Excerpts from a figure dataset

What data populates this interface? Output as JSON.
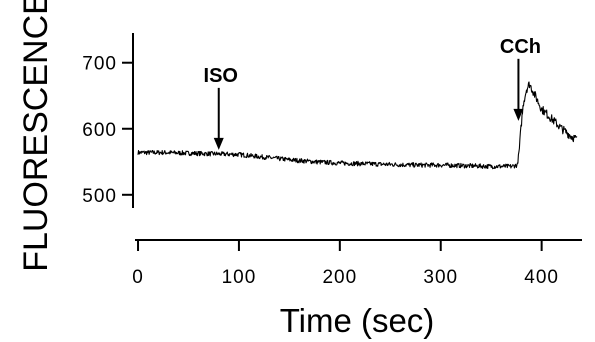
{
  "chart_data": {
    "type": "line",
    "xlabel": "Time (sec)",
    "ylabel": "FLUORESCENCE",
    "xlim": [
      -3,
      440
    ],
    "ylim": [
      480,
      745
    ],
    "x_ticks": [
      0,
      100,
      200,
      300,
      400
    ],
    "x_tick_labels": [
      "0",
      "100",
      "200",
      "300",
      "400"
    ],
    "y_ticks": [
      500,
      600,
      700
    ],
    "y_tick_labels": [
      "500",
      "600",
      "700"
    ],
    "grid": false,
    "series": [
      {
        "x": [
          0,
          25,
          50,
          75,
          100,
          125,
          150,
          175,
          200,
          225,
          250,
          275,
          300,
          325,
          350,
          370,
          376,
          378,
          380,
          382,
          385,
          388,
          392,
          400,
          410,
          420,
          430,
          435
        ],
        "values": [
          564,
          564,
          563,
          562,
          561,
          557,
          553,
          550,
          548,
          547,
          546,
          545,
          545,
          544,
          543,
          543,
          545,
          570,
          610,
          640,
          660,
          668,
          655,
          630,
          615,
          600,
          588,
          584
        ]
      }
    ],
    "annotations": [
      {
        "label": "ISO",
        "x": 80,
        "y": 568
      },
      {
        "label": "CCh",
        "x": 377,
        "y": 612
      }
    ]
  }
}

*Stated problem*
Repeat each entry exactly as given; no pictures belong in the copy.

*Response to this task*
What data populates this interface? Output as JSON.
{
  "chart_data": {
    "type": "line",
    "xlabel": "Time (sec)",
    "ylabel": "FLUORESCENCE",
    "xlim": [
      -3,
      440
    ],
    "ylim": [
      480,
      745
    ],
    "x_ticks": [
      0,
      100,
      200,
      300,
      400
    ],
    "x_tick_labels": [
      "0",
      "100",
      "200",
      "300",
      "400"
    ],
    "y_ticks": [
      500,
      600,
      700
    ],
    "y_tick_labels": [
      "500",
      "600",
      "700"
    ],
    "grid": false,
    "series": [
      {
        "x": [
          0,
          25,
          50,
          75,
          100,
          125,
          150,
          175,
          200,
          225,
          250,
          275,
          300,
          325,
          350,
          370,
          376,
          378,
          380,
          382,
          385,
          388,
          392,
          400,
          410,
          420,
          430,
          435
        ],
        "values": [
          564,
          564,
          563,
          562,
          561,
          557,
          553,
          550,
          548,
          547,
          546,
          545,
          545,
          544,
          543,
          543,
          545,
          570,
          610,
          640,
          660,
          668,
          655,
          630,
          615,
          600,
          588,
          584
        ]
      }
    ],
    "annotations": [
      {
        "label": "ISO",
        "x": 80,
        "y": 568
      },
      {
        "label": "CCh",
        "x": 377,
        "y": 612
      }
    ]
  }
}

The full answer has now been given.